▸ Given exercise: Write out every entry word for word.

▸ Figure content listings:
▬▬▬

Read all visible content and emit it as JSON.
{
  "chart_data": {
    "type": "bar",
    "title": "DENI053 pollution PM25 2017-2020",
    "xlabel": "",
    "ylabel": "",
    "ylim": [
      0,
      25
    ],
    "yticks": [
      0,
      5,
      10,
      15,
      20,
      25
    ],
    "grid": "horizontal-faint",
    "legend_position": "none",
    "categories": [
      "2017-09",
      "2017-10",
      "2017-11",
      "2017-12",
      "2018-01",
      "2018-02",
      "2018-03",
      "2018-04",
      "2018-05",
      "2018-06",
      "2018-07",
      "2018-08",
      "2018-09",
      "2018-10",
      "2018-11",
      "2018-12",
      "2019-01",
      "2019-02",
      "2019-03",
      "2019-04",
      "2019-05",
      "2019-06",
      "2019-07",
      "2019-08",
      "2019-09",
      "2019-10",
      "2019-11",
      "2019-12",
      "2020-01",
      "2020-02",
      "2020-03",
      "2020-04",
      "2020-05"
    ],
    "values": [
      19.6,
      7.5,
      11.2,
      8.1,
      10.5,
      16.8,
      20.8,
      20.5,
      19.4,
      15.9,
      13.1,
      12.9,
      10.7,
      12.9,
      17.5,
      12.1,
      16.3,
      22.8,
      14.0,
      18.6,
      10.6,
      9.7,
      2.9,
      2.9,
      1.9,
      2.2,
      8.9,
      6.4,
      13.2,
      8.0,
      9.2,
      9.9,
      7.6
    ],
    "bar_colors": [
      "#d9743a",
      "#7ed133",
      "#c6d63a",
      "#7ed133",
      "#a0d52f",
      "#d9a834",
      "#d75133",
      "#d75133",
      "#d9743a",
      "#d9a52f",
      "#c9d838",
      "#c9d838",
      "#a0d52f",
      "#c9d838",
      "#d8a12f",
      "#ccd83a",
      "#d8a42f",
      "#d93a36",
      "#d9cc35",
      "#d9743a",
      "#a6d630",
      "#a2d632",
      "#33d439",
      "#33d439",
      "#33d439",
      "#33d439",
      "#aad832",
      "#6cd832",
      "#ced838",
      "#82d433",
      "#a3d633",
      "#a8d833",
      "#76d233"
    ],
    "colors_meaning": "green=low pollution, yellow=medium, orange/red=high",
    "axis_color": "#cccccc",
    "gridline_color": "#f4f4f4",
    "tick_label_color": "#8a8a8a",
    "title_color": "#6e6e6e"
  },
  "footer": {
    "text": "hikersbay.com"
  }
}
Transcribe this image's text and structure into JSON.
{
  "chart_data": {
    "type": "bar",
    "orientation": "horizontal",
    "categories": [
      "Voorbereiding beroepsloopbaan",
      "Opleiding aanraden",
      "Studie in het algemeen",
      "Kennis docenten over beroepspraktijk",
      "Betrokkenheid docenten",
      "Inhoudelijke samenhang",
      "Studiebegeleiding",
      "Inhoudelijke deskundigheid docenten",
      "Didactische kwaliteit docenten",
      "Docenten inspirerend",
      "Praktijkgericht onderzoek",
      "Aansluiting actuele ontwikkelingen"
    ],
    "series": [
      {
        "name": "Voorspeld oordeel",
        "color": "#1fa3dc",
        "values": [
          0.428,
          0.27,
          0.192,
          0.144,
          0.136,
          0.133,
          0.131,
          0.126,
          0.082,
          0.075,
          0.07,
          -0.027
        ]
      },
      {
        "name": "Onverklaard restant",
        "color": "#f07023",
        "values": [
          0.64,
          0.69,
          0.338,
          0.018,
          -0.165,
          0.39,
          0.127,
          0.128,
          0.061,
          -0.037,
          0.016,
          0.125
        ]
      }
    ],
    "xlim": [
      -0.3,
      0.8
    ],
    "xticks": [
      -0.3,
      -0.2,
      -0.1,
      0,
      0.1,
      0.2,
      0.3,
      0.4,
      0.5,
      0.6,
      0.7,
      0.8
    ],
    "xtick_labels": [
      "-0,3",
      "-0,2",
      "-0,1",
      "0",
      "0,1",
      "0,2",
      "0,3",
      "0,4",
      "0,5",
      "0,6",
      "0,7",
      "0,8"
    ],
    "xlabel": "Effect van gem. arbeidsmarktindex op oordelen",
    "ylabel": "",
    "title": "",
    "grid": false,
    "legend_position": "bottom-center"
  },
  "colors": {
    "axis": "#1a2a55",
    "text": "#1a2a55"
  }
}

▬▬▬

▸ Solved problem:
Read all visible content and emit it as JSON.
{
  "chart_data": {
    "type": "bar",
    "title": "DENI053 pollution PM25 2017-2020",
    "xlabel": "",
    "ylabel": "",
    "ylim": [
      0,
      25
    ],
    "yticks": [
      0,
      5,
      10,
      15,
      20,
      25
    ],
    "grid": "horizontal-faint",
    "legend_position": "none",
    "categories": [
      "2017-09",
      "2017-10",
      "2017-11",
      "2017-12",
      "2018-01",
      "2018-02",
      "2018-03",
      "2018-04",
      "2018-05",
      "2018-06",
      "2018-07",
      "2018-08",
      "2018-09",
      "2018-10",
      "2018-11",
      "2018-12",
      "2019-01",
      "2019-02",
      "2019-03",
      "2019-04",
      "2019-05",
      "2019-06",
      "2019-07",
      "2019-08",
      "2019-09",
      "2019-10",
      "2019-11",
      "2019-12",
      "2020-01",
      "2020-02",
      "2020-03",
      "2020-04",
      "2020-05"
    ],
    "values": [
      19.6,
      7.5,
      11.2,
      8.1,
      10.5,
      16.8,
      20.8,
      20.5,
      19.4,
      15.9,
      13.1,
      12.9,
      10.7,
      12.9,
      17.5,
      12.1,
      16.3,
      22.8,
      14.0,
      18.6,
      10.6,
      9.7,
      2.9,
      2.9,
      1.9,
      2.2,
      8.9,
      6.4,
      13.2,
      8.0,
      9.2,
      9.9,
      7.6
    ],
    "bar_colors": [
      "#d9743a",
      "#7ed133",
      "#c6d63a",
      "#7ed133",
      "#a0d52f",
      "#d9a834",
      "#d75133",
      "#d75133",
      "#d9743a",
      "#d9a52f",
      "#c9d838",
      "#c9d838",
      "#a0d52f",
      "#c9d838",
      "#d8a12f",
      "#ccd83a",
      "#d8a42f",
      "#d93a36",
      "#d9cc35",
      "#d9743a",
      "#a6d630",
      "#a2d632",
      "#33d439",
      "#33d439",
      "#33d439",
      "#33d439",
      "#aad832",
      "#6cd832",
      "#ced838",
      "#82d433",
      "#a3d633",
      "#a8d833",
      "#76d233"
    ],
    "colors_meaning": "green=low pollution, yellow=medium, orange/red=high",
    "axis_color": "#cccccc",
    "gridline_color": "#f4f4f4",
    "tick_label_color": "#8a8a8a",
    "title_color": "#6e6e6e"
  },
  "footer": {
    "text": "hikersbay.com"
  }
}
Transcribe this image's text and structure into JSON.
{
  "chart_data": {
    "type": "bar",
    "orientation": "horizontal",
    "categories": [
      "Voorbereiding beroepsloopbaan",
      "Opleiding aanraden",
      "Studie in het algemeen",
      "Kennis docenten over beroepspraktijk",
      "Betrokkenheid docenten",
      "Inhoudelijke samenhang",
      "Studiebegeleiding",
      "Inhoudelijke deskundigheid docenten",
      "Didactische kwaliteit docenten",
      "Docenten inspirerend",
      "Praktijkgericht onderzoek",
      "Aansluiting actuele ontwikkelingen"
    ],
    "series": [
      {
        "name": "Voorspeld oordeel",
        "color": "#1fa3dc",
        "values": [
          0.428,
          0.27,
          0.192,
          0.144,
          0.136,
          0.133,
          0.131,
          0.126,
          0.082,
          0.075,
          0.07,
          -0.027
        ]
      },
      {
        "name": "Onverklaard restant",
        "color": "#f07023",
        "values": [
          0.64,
          0.69,
          0.338,
          0.018,
          -0.165,
          0.39,
          0.127,
          0.128,
          0.061,
          -0.037,
          0.016,
          0.125
        ]
      }
    ],
    "xlim": [
      -0.3,
      0.8
    ],
    "xticks": [
      -0.3,
      -0.2,
      -0.1,
      0,
      0.1,
      0.2,
      0.3,
      0.4,
      0.5,
      0.6,
      0.7,
      0.8
    ],
    "xtick_labels": [
      "-0,3",
      "-0,2",
      "-0,1",
      "0",
      "0,1",
      "0,2",
      "0,3",
      "0,4",
      "0,5",
      "0,6",
      "0,7",
      "0,8"
    ],
    "xlabel": "Effect van gem. arbeidsmarktindex op oordelen",
    "ylabel": "",
    "title": "",
    "grid": false,
    "legend_position": "bottom-center"
  },
  "colors": {
    "axis": "#1a2a55",
    "text": "#1a2a55"
  }
}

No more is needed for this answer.